GOAL:
Rewrite the lines starting at the one that contains "1016, 551, 1046]" and ending at the one that contains "985, 55, 1008]", with "plot-frame" changed to "panel-border" and all else left unchanged.

PROVIDED DATA:
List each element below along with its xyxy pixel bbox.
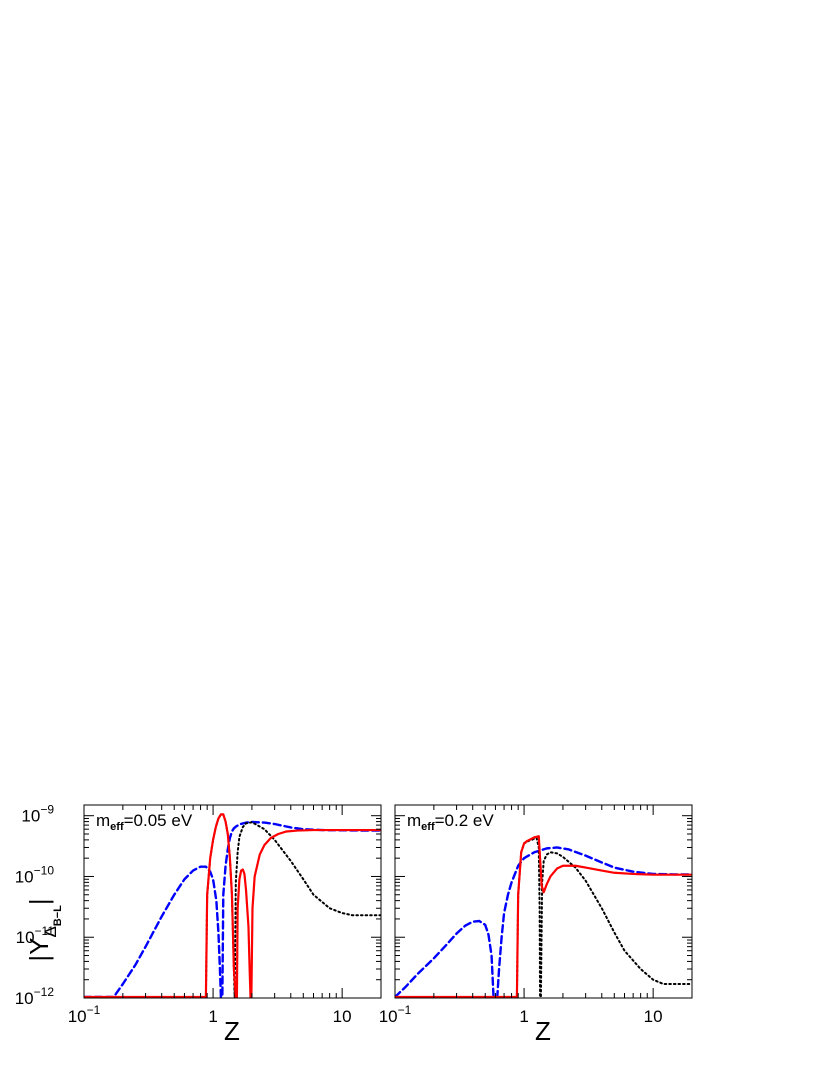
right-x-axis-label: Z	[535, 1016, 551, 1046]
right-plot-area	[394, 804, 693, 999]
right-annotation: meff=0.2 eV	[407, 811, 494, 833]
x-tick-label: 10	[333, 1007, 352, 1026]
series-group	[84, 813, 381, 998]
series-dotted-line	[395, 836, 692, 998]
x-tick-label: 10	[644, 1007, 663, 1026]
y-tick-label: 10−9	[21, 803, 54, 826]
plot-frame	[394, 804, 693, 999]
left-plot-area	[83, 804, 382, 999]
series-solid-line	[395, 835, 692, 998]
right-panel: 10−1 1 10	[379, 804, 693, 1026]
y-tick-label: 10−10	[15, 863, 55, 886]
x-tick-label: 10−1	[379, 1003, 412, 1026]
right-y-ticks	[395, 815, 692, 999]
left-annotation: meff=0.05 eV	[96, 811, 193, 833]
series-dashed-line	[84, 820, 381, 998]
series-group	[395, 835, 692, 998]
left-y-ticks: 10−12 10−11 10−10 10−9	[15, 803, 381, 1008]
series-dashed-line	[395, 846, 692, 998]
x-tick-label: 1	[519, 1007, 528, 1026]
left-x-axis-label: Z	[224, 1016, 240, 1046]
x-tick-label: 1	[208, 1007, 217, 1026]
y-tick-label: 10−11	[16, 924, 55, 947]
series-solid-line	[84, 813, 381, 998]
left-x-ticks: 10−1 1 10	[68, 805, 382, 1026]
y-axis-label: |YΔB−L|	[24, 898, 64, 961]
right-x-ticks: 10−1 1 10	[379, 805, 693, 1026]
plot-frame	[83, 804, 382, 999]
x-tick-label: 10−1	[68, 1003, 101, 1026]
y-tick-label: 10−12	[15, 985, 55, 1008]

---

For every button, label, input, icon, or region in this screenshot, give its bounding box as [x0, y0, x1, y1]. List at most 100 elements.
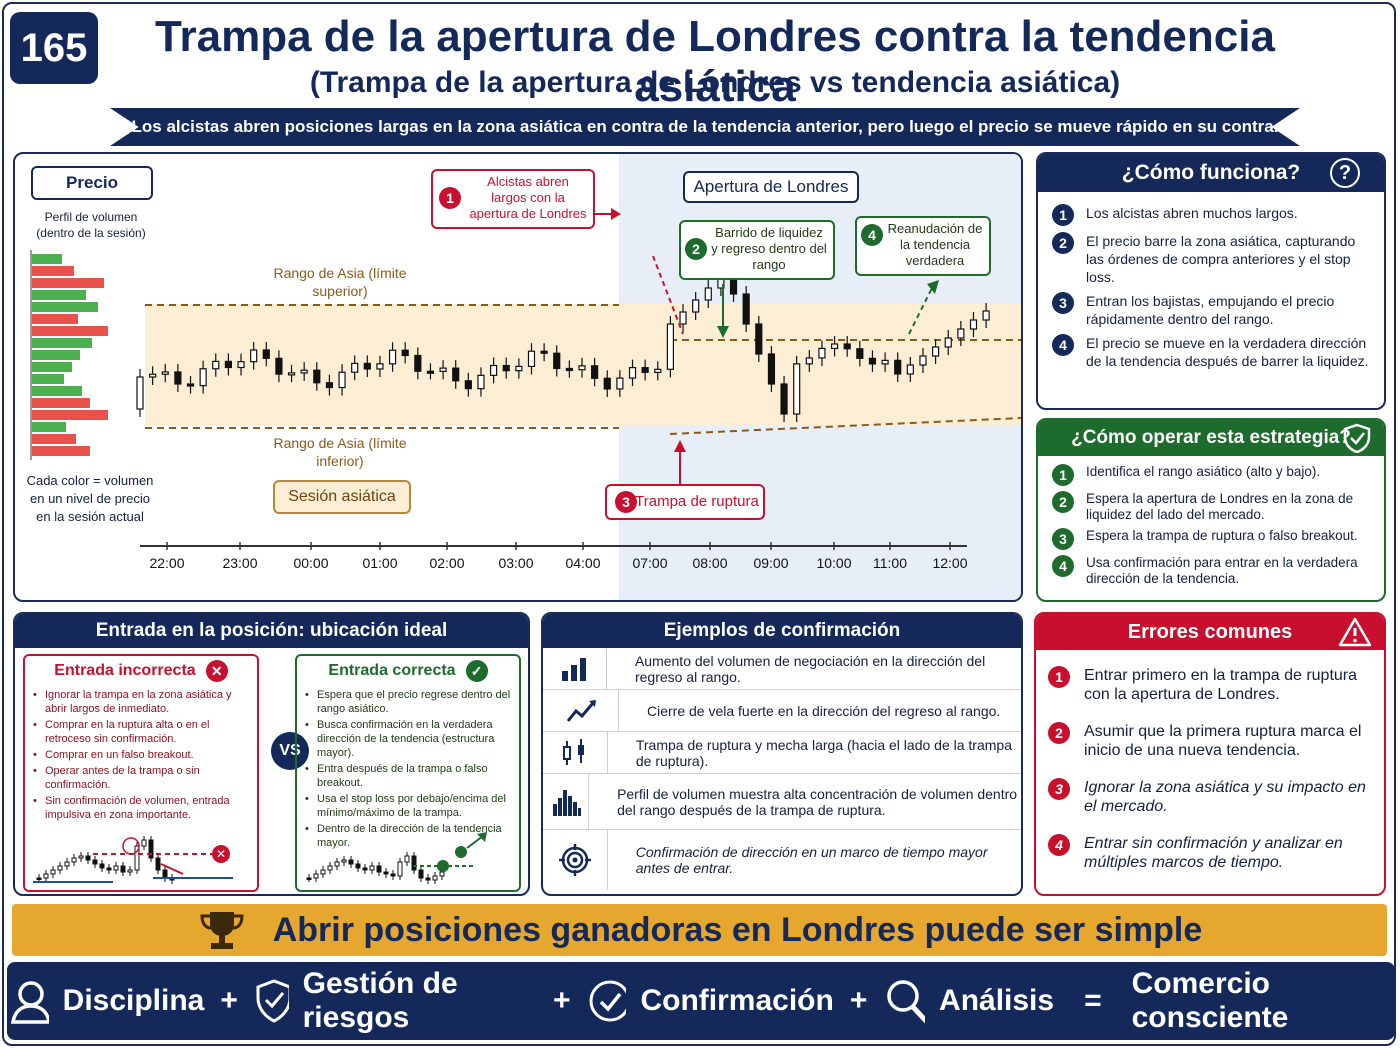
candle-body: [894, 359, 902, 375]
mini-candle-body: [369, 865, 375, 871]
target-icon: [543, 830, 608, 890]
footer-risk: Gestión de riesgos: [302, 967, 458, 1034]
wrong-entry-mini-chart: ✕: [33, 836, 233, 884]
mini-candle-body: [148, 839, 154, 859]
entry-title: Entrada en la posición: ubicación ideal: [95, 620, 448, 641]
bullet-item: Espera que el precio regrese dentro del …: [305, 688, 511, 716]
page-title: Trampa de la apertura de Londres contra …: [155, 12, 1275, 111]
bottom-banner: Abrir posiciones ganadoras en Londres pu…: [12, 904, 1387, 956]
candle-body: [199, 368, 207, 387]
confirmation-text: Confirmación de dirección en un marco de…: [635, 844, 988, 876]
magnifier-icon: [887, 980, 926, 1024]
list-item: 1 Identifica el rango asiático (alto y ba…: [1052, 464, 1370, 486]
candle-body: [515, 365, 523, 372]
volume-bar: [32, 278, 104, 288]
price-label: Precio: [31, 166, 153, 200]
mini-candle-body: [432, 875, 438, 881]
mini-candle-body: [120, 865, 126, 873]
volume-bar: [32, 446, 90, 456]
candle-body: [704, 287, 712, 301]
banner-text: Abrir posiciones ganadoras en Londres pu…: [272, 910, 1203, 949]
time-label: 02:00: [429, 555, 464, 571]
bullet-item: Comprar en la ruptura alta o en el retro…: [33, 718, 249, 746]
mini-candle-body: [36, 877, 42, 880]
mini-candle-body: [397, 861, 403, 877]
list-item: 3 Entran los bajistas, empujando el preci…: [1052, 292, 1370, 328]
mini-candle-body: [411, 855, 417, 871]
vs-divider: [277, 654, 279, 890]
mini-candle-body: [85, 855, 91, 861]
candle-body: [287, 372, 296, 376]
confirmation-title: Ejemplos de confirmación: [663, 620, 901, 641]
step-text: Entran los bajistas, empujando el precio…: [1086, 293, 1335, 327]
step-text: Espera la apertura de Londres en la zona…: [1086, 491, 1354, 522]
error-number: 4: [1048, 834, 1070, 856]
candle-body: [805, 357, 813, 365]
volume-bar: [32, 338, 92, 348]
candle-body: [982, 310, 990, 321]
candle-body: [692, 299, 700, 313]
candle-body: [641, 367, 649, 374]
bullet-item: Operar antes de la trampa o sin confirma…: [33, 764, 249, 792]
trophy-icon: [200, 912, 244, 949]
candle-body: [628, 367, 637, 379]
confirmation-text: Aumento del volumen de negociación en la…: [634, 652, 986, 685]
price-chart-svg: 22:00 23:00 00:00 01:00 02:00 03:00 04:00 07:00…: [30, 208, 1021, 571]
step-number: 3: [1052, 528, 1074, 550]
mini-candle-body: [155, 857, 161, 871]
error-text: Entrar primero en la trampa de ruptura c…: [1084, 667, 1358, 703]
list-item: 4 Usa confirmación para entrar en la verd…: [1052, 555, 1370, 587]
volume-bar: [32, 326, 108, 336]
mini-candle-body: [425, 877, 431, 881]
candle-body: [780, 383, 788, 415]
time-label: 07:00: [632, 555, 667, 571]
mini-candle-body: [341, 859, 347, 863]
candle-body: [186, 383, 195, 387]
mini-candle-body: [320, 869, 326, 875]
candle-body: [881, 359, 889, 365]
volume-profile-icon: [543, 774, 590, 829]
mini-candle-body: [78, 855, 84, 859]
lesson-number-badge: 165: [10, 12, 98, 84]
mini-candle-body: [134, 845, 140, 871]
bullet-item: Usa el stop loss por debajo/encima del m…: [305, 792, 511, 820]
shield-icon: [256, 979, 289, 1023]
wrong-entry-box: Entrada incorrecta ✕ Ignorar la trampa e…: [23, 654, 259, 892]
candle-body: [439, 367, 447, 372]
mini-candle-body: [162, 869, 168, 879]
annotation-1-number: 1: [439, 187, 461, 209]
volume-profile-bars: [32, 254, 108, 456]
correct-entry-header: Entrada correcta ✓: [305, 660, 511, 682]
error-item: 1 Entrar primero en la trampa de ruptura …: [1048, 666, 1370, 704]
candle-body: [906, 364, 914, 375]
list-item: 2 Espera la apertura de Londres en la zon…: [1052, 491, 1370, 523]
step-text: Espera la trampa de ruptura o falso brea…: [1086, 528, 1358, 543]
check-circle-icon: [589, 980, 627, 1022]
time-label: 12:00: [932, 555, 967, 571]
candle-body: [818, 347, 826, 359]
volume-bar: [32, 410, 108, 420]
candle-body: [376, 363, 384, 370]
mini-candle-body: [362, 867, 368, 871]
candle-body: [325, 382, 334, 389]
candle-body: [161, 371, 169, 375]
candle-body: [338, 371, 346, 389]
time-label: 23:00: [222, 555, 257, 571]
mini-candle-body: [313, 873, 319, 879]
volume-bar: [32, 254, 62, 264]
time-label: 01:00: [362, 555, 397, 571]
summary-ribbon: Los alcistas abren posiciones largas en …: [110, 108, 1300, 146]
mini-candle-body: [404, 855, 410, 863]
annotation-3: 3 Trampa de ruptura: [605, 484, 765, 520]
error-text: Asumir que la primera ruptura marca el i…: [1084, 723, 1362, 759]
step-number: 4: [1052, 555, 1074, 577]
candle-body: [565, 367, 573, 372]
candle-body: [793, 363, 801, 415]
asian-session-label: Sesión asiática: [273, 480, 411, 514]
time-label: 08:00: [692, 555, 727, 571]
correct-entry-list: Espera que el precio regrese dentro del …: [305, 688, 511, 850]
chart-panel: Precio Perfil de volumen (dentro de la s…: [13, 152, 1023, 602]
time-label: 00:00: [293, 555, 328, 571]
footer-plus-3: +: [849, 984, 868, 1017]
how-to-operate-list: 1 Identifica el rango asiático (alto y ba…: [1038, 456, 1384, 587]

SOLUTION BELOW:
right-x-axis-label: Z	[535, 1016, 551, 1046]
right-plot-area	[394, 804, 693, 999]
right-annotation: meff=0.2 eV	[407, 811, 494, 833]
x-tick-label: 10	[333, 1007, 352, 1026]
series-group	[84, 813, 381, 998]
series-dotted-line	[395, 836, 692, 998]
x-tick-label: 10	[644, 1007, 663, 1026]
y-tick-label: 10−9	[21, 803, 54, 826]
panel-border	[394, 804, 693, 999]
left-plot-area	[83, 804, 382, 999]
series-solid-line	[395, 835, 692, 998]
right-panel: 10−1 1 10	[379, 804, 693, 1026]
y-tick-label: 10−10	[15, 863, 55, 886]
x-tick-label: 10−1	[379, 1003, 412, 1026]
right-y-ticks	[395, 815, 692, 999]
left-annotation: meff=0.05 eV	[96, 811, 193, 833]
series-dashed-line	[84, 820, 381, 998]
series-group	[395, 835, 692, 998]
left-y-ticks: 10−12 10−11 10−10 10−9	[15, 803, 381, 1008]
series-dashed-line	[395, 846, 692, 998]
x-tick-label: 1	[519, 1007, 528, 1026]
left-x-axis-label: Z	[224, 1016, 240, 1046]
x-tick-label: 1	[208, 1007, 217, 1026]
y-tick-label: 10−11	[16, 924, 55, 947]
series-solid-line	[84, 813, 381, 998]
left-x-ticks: 10−1 1 10	[68, 805, 382, 1026]
y-axis-label: |YΔB−L|	[24, 898, 64, 961]
right-x-ticks: 10−1 1 10	[379, 805, 693, 1026]
panel-border	[83, 804, 382, 999]
x-tick-label: 10−1	[68, 1003, 101, 1026]
y-tick-label: 10−12	[15, 985, 55, 1008]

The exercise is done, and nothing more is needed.